## [WORK TO COMPLETE]
Take each line from the material below that includes the string "title" and copy it.

*-*-*

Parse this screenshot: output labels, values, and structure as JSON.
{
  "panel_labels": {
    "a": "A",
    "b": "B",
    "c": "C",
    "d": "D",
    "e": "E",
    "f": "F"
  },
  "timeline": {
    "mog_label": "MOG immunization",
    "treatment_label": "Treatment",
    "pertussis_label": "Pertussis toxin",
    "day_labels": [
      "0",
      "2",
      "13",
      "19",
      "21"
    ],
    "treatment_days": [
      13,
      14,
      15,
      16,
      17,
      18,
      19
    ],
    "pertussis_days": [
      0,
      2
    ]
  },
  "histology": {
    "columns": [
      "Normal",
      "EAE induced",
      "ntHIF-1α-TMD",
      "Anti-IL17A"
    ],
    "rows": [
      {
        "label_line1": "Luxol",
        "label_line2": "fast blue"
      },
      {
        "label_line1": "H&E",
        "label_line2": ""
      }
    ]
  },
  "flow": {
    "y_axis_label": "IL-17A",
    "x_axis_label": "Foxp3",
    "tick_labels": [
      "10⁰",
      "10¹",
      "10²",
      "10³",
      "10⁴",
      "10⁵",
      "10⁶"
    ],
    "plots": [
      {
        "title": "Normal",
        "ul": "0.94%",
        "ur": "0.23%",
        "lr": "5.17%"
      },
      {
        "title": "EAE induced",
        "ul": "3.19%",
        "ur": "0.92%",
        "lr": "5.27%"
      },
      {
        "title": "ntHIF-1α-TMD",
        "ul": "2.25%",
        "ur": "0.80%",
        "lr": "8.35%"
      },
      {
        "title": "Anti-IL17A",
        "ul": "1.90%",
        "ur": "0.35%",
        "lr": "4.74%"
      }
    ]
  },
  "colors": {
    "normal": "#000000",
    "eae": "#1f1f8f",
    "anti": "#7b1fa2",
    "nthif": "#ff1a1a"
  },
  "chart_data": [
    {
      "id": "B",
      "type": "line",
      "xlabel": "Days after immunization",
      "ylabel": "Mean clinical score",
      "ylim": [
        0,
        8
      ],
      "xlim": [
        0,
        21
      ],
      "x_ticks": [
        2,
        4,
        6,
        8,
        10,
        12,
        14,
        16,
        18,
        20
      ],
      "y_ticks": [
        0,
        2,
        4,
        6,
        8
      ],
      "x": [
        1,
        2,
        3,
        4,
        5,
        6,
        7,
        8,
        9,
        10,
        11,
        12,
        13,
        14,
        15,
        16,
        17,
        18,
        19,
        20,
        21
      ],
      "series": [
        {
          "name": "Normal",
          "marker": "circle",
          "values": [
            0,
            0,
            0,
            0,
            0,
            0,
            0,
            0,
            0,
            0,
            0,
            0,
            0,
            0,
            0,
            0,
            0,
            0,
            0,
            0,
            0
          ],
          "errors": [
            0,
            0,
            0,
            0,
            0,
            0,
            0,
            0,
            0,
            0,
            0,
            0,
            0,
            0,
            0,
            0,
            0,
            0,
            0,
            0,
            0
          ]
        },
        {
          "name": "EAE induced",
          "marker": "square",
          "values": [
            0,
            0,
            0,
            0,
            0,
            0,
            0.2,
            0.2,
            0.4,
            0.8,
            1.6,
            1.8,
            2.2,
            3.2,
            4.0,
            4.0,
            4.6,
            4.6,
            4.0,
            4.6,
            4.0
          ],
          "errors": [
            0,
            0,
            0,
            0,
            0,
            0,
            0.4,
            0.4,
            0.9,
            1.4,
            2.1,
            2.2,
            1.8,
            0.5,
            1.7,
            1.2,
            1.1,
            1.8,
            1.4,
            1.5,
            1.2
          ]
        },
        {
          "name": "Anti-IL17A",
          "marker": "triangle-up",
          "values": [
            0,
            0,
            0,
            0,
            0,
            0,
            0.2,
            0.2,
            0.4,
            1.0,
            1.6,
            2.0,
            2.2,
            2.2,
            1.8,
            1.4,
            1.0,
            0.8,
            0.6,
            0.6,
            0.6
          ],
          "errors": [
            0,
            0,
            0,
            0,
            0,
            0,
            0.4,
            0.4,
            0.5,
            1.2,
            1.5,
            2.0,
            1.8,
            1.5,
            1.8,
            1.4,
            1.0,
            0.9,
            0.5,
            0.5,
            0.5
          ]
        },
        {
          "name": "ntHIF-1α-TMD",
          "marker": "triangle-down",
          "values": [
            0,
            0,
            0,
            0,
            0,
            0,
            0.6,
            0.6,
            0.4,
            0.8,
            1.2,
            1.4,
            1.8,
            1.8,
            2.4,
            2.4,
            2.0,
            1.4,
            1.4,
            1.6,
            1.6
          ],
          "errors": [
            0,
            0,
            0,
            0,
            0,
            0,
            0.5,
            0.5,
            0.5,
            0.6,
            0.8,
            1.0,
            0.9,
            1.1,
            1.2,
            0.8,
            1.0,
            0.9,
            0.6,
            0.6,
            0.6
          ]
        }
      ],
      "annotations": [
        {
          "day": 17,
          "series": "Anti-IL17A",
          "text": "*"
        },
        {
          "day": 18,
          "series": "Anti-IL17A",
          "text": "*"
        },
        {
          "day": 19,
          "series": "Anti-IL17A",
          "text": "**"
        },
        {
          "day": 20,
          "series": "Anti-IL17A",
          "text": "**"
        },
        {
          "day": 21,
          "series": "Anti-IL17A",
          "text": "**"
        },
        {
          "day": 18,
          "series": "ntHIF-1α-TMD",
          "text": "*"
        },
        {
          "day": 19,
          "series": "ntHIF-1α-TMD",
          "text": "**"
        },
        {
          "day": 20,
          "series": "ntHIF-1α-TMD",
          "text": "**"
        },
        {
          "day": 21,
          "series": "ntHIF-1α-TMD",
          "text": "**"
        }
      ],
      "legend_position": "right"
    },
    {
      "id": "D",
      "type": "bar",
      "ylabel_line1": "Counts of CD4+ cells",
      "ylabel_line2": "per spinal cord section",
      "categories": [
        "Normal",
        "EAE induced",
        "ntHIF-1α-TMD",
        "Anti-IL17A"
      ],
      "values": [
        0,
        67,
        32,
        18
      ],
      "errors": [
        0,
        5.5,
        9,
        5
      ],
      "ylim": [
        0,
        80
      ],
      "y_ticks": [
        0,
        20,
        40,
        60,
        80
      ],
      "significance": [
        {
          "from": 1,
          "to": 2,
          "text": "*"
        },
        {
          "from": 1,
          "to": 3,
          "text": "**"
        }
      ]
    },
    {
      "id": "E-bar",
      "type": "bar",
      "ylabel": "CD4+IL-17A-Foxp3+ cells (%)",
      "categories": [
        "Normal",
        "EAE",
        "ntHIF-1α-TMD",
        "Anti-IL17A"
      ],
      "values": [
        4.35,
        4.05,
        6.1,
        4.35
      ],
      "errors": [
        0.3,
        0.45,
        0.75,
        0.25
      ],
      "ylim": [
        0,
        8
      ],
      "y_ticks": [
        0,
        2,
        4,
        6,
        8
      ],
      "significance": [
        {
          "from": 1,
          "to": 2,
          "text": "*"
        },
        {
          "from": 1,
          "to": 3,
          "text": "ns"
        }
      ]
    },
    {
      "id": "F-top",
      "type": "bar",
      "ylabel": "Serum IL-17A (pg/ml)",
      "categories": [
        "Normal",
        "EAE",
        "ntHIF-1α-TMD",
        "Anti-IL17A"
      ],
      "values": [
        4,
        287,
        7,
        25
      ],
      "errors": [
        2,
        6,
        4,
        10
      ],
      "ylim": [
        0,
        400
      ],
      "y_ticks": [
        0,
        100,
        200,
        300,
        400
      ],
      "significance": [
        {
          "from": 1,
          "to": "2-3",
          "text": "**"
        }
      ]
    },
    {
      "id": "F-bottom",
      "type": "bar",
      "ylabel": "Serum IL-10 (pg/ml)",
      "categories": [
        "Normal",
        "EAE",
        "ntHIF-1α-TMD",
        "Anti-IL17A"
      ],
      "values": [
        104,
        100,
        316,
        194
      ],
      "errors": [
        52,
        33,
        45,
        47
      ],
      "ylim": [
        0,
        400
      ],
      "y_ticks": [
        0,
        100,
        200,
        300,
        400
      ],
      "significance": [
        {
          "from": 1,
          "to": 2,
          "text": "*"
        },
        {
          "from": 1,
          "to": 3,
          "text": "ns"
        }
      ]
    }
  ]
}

*-*-*

## [EXERCISE SOLUTION]
        "title": "Normal",
        "title": "EAE induced",
        "title": "ntHIF-1α-TMD",
        "title": "Anti-IL17A",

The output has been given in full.